__TASK DESCRIPTION__:
Do not include the pictures; repeat the rest of the data exactly.
════
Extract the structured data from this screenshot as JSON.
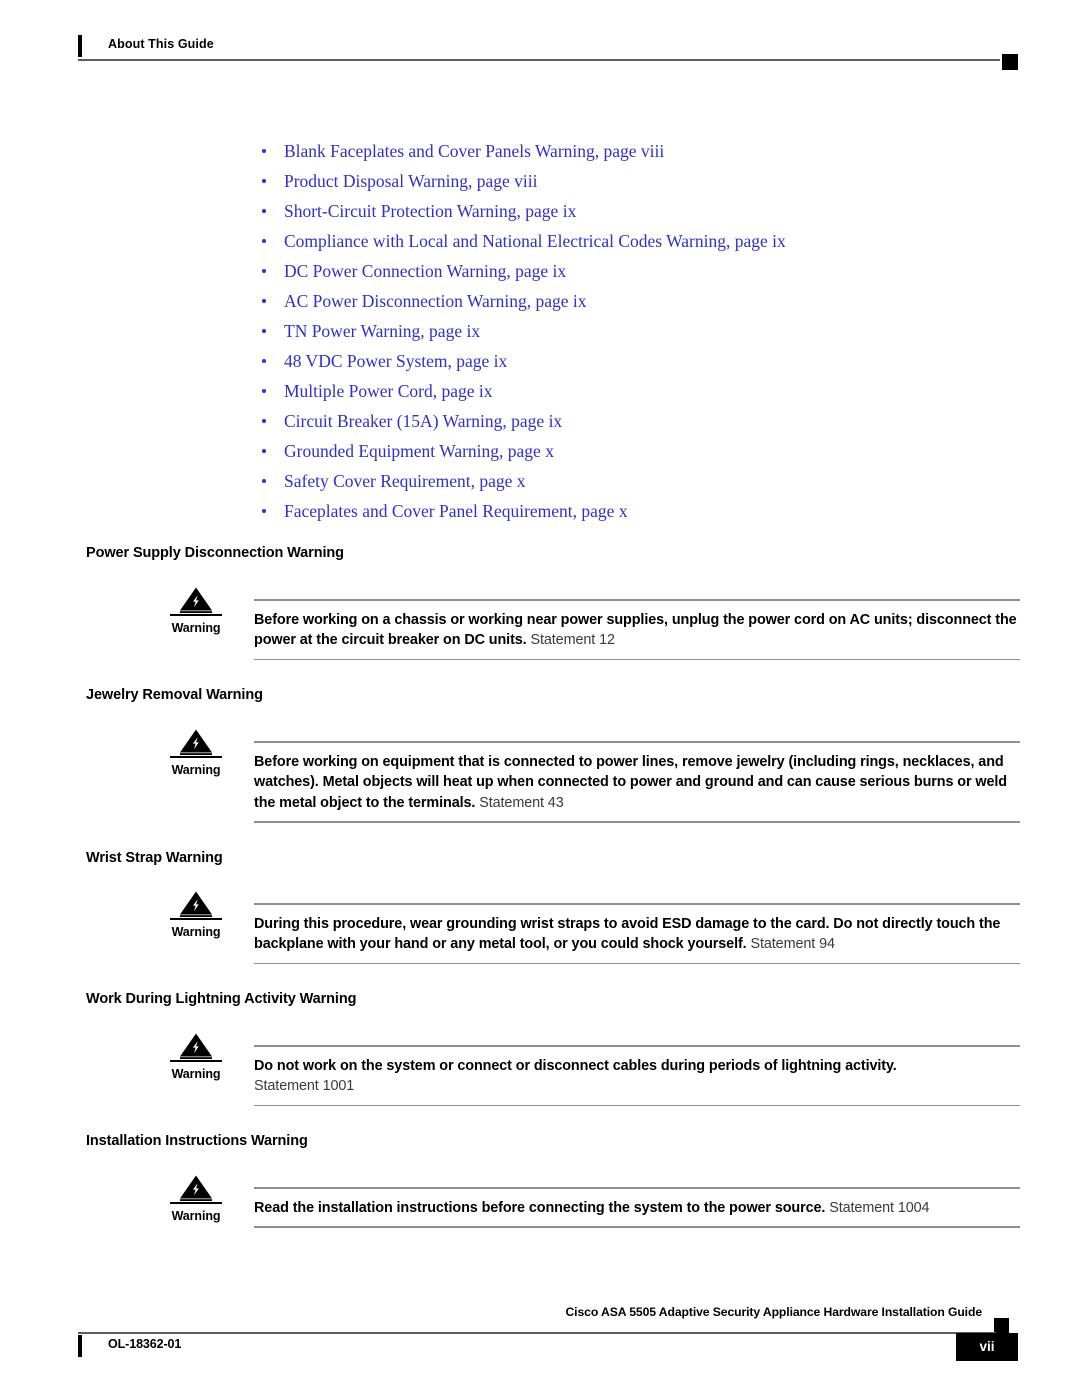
{
  "header": {
    "title": "About This Guide"
  },
  "link_list": [
    {
      "label": "Blank Faceplates and Cover Panels Warning, page viii"
    },
    {
      "label": "Product Disposal Warning, page viii"
    },
    {
      "label": "Short-Circuit Protection Warning, page ix"
    },
    {
      "label": "Compliance with Local and National Electrical Codes Warning, page ix"
    },
    {
      "label": "DC Power Connection Warning, page ix"
    },
    {
      "label": "AC Power Disconnection Warning, page ix"
    },
    {
      "label": "TN Power Warning, page ix"
    },
    {
      "label": "48 VDC Power System, page ix"
    },
    {
      "label": "Multiple Power Cord, page ix"
    },
    {
      "label": "Circuit Breaker (15A) Warning, page ix"
    },
    {
      "label": "Grounded Equipment Warning, page x"
    },
    {
      "label": "Safety Cover Requirement, page x"
    },
    {
      "label": "Faceplates and Cover Panel Requirement, page x"
    }
  ],
  "sections": [
    {
      "heading": "Power Supply Disconnection Warning",
      "warning_label": "Warning",
      "icon": "warning-lightning-triangle-icon",
      "body": "Before working on a chassis or working near power supplies, unplug the power cord on AC units; disconnect the power at the circuit breaker on DC units.",
      "statement": "Statement 12",
      "statement_on_new_line": false
    },
    {
      "heading": "Jewelry Removal Warning",
      "warning_label": "Warning",
      "icon": "warning-lightning-triangle-icon",
      "body": "Before working on equipment that is connected to power lines, remove jewelry (including rings, necklaces, and watches). Metal objects will heat up when connected to power and ground and can cause serious burns or weld the metal object to the terminals.",
      "statement": "Statement 43",
      "statement_on_new_line": false
    },
    {
      "heading": "Wrist Strap Warning",
      "warning_label": "Warning",
      "icon": "warning-lightning-triangle-icon",
      "body": "During this procedure, wear grounding wrist straps to avoid ESD damage to the card. Do not directly touch the backplane with your hand or any metal tool, or you could shock yourself.",
      "statement": "Statement 94",
      "statement_on_new_line": false
    },
    {
      "heading": "Work During Lightning Activity Warning",
      "warning_label": "Warning",
      "icon": "warning-lightning-triangle-icon",
      "body": "Do not work on the system or connect or disconnect cables during periods of lightning activity.",
      "statement": "Statement 1001",
      "statement_on_new_line": true
    },
    {
      "heading": "Installation Instructions Warning",
      "warning_label": "Warning",
      "icon": "warning-lightning-triangle-icon",
      "body": "Read the installation instructions before connecting the system to the power source.",
      "statement": "Statement 1004",
      "statement_on_new_line": false
    }
  ],
  "footer": {
    "guide_title": "Cisco ASA 5505 Adaptive Security Appliance Hardware Installation Guide",
    "doc_id": "OL-18362-01",
    "page_number": "vii"
  },
  "colors": {
    "link": "#2f2fcf",
    "rule": "#8e8e8e",
    "header_rule": "#5d5d5d",
    "text": "#000000",
    "statement": "#3a3a3a"
  }
}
════
__RESPONSE BELOW__:
Extract the structured data from this screenshot as JSON.
{
  "header": {
    "title": "About This Guide"
  },
  "link_list": [
    {
      "label": "Blank Faceplates and Cover Panels Warning, page viii"
    },
    {
      "label": "Product Disposal Warning, page viii"
    },
    {
      "label": "Short-Circuit Protection Warning, page ix"
    },
    {
      "label": "Compliance with Local and National Electrical Codes Warning, page ix"
    },
    {
      "label": "DC Power Connection Warning, page ix"
    },
    {
      "label": "AC Power Disconnection Warning, page ix"
    },
    {
      "label": "TN Power Warning, page ix"
    },
    {
      "label": "48 VDC Power System, page ix"
    },
    {
      "label": "Multiple Power Cord, page ix"
    },
    {
      "label": "Circuit Breaker (15A) Warning, page ix"
    },
    {
      "label": "Grounded Equipment Warning, page x"
    },
    {
      "label": "Safety Cover Requirement, page x"
    },
    {
      "label": "Faceplates and Cover Panel Requirement, page x"
    }
  ],
  "sections": [
    {
      "heading": "Power Supply Disconnection Warning",
      "warning_label": "Warning",
      "icon": "warning-lightning-triangle-icon",
      "body": "Before working on a chassis or working near power supplies, unplug the power cord on AC units; disconnect the power at the circuit breaker on DC units.",
      "statement": "Statement 12",
      "statement_on_new_line": false
    },
    {
      "heading": "Jewelry Removal Warning",
      "warning_label": "Warning",
      "icon": "warning-lightning-triangle-icon",
      "body": "Before working on equipment that is connected to power lines, remove jewelry (including rings, necklaces, and watches). Metal objects will heat up when connected to power and ground and can cause serious burns or weld the metal object to the terminals.",
      "statement": "Statement 43",
      "statement_on_new_line": false
    },
    {
      "heading": "Wrist Strap Warning",
      "warning_label": "Warning",
      "icon": "warning-lightning-triangle-icon",
      "body": "During this procedure, wear grounding wrist straps to avoid ESD damage to the card. Do not directly touch the backplane with your hand or any metal tool, or you could shock yourself.",
      "statement": "Statement 94",
      "statement_on_new_line": false
    },
    {
      "heading": "Work During Lightning Activity Warning",
      "warning_label": "Warning",
      "icon": "warning-lightning-triangle-icon",
      "body": "Do not work on the system or connect or disconnect cables during periods of lightning activity.",
      "statement": "Statement 1001",
      "statement_on_new_line": true
    },
    {
      "heading": "Installation Instructions Warning",
      "warning_label": "Warning",
      "icon": "warning-lightning-triangle-icon",
      "body": "Read the installation instructions before connecting the system to the power source.",
      "statement": "Statement 1004",
      "statement_on_new_line": false
    }
  ],
  "footer": {
    "guide_title": "Cisco ASA 5505 Adaptive Security Appliance Hardware Installation Guide",
    "doc_id": "OL-18362-01",
    "page_number": "vii"
  },
  "colors": {
    "link": "#2f2fcf",
    "rule": "#8e8e8e",
    "header_rule": "#5d5d5d",
    "text": "#000000",
    "statement": "#3a3a3a"
  }
}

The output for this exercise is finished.